**Exercise description:**
Sift the material for lines containing "Children", and return them.

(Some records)
-*-
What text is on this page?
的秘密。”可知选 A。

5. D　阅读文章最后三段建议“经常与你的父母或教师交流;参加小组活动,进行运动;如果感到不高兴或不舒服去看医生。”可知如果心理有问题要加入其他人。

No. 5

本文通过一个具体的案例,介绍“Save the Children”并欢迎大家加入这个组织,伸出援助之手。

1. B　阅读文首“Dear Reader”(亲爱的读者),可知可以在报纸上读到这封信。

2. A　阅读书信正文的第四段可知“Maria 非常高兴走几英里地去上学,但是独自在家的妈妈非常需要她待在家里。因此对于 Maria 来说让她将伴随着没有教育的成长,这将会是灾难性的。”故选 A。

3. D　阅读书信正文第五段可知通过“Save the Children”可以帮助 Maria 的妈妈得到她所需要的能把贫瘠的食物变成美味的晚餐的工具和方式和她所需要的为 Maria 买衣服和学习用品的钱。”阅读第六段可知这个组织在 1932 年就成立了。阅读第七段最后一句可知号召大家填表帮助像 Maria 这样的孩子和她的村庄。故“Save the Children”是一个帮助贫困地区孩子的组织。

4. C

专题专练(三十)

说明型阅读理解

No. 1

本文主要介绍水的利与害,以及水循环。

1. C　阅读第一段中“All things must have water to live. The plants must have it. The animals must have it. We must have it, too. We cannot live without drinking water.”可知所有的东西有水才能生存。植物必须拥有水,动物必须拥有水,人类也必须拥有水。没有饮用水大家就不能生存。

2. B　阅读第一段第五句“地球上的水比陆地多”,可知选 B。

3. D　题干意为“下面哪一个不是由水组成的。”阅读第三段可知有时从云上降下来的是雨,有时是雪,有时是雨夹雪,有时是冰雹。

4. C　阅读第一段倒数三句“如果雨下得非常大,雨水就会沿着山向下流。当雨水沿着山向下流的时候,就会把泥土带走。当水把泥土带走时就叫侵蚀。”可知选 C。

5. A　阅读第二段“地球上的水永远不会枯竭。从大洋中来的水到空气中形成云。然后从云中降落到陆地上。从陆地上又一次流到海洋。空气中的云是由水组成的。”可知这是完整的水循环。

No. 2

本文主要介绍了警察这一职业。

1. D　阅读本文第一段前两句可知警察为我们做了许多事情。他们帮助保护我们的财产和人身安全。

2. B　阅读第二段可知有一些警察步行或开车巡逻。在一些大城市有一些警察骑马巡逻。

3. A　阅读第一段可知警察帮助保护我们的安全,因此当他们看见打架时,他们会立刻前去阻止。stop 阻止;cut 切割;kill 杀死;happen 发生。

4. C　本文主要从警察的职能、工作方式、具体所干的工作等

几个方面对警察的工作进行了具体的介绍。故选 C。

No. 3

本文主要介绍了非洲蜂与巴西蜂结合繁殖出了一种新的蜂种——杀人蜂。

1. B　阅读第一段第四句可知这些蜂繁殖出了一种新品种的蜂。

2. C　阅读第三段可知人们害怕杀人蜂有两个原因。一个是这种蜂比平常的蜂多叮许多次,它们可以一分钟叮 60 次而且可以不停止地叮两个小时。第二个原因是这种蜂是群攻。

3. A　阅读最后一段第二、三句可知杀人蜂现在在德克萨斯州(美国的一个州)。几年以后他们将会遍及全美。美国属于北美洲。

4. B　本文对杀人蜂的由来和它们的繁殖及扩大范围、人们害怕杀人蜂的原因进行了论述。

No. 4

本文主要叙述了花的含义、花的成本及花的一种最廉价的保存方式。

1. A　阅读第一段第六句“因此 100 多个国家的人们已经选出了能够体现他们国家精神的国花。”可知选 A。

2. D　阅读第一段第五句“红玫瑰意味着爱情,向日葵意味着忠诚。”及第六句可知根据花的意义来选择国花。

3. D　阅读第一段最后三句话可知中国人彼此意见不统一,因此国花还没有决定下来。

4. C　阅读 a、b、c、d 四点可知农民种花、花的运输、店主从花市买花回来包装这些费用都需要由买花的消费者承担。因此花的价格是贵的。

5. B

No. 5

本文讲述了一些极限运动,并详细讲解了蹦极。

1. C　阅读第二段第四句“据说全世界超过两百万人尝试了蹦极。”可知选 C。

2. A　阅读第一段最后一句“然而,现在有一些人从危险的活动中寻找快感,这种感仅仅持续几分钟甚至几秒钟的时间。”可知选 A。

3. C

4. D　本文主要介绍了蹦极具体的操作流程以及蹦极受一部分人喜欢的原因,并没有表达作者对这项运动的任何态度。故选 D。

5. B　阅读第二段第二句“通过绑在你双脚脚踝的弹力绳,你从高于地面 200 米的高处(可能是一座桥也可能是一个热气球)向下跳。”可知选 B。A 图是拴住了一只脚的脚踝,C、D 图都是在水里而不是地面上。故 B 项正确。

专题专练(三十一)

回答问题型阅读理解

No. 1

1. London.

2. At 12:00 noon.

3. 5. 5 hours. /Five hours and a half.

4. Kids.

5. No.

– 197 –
-*-
**Task answer:**
本文通过一个具体的案例,介绍“Save the Children”并欢迎大家加入这个组织,伸出援助之手。
3. D　阅读书信正文第五段可知通过“Save the Children”可以帮助 Maria 的妈妈得到她所需要的能把贫瘠的食物变成美味的晚餐的工具和方式和她所需要的为 Maria 买衣服和学习用品的钱。”阅读第六段可知这个组织在 1932 年就成立了。阅读第七段最后一句可知号召大家填表帮助像 Maria 这样的孩子和她的村庄。故“Save the Children”是一个帮助贫困地区孩子的组织。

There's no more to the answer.